_WHAT IS BEING ASKED_
Pull out every line from the listing that has the word "Rainfall".

_DATA SHOWN_
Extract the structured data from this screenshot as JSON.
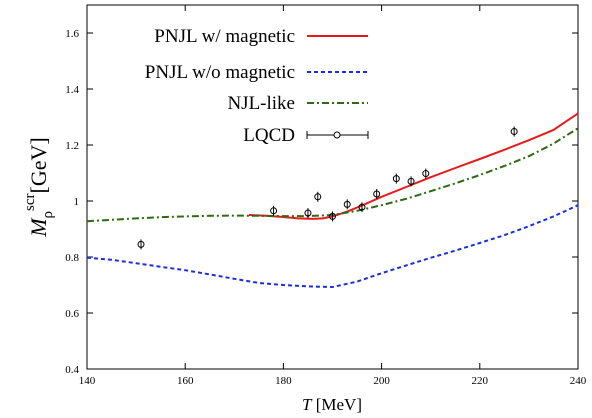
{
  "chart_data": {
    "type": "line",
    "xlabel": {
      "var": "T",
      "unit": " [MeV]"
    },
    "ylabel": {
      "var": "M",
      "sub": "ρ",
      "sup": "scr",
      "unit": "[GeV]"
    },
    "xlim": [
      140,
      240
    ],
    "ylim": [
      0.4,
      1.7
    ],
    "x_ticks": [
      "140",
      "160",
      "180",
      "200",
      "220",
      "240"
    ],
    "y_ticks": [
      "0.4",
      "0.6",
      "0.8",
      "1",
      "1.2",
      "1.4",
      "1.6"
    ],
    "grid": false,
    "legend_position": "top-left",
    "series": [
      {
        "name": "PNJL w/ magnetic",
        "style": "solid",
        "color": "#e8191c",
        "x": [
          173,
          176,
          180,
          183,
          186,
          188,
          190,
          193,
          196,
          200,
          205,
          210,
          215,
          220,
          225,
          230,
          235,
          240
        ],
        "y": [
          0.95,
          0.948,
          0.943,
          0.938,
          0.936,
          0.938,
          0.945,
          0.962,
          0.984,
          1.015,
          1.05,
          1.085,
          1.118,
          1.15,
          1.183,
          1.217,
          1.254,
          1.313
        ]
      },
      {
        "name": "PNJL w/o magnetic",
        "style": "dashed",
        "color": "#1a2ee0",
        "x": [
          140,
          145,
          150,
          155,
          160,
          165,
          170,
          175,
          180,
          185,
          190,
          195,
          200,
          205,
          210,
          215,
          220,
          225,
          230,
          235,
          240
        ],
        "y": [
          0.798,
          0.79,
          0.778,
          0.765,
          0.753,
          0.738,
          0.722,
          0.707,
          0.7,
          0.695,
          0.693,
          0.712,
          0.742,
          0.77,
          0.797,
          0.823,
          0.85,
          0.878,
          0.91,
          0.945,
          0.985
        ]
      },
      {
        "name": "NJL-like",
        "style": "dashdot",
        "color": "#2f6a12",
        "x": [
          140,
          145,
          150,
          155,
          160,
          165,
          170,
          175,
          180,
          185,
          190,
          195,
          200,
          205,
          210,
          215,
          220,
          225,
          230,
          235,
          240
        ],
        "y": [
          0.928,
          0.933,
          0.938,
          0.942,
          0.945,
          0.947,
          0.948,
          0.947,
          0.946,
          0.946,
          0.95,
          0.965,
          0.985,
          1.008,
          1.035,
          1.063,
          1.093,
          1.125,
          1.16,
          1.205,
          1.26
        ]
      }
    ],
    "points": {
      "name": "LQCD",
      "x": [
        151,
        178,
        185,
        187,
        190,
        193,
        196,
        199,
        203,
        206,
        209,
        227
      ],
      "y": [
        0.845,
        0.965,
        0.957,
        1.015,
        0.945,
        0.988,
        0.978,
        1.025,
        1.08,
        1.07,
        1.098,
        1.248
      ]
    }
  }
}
--
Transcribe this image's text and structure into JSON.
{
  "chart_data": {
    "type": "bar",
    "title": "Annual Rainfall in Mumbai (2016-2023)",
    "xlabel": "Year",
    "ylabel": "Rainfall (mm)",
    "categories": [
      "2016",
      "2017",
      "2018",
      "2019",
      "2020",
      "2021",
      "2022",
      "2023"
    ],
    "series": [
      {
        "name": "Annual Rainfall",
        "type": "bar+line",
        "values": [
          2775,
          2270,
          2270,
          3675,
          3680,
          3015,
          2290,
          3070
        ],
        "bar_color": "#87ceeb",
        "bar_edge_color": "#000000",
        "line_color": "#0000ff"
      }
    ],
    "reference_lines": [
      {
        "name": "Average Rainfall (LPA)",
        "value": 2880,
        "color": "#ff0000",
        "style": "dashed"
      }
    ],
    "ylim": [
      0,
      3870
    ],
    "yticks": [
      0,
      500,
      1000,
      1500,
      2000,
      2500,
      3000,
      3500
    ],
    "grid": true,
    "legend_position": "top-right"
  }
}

_TASK RESULT_
    "title": "Annual Rainfall in Mumbai (2016-2023)",
    "ylabel": "Rainfall (mm)",
        "name": "Annual Rainfall",
        "name": "Average Rainfall (LPA)",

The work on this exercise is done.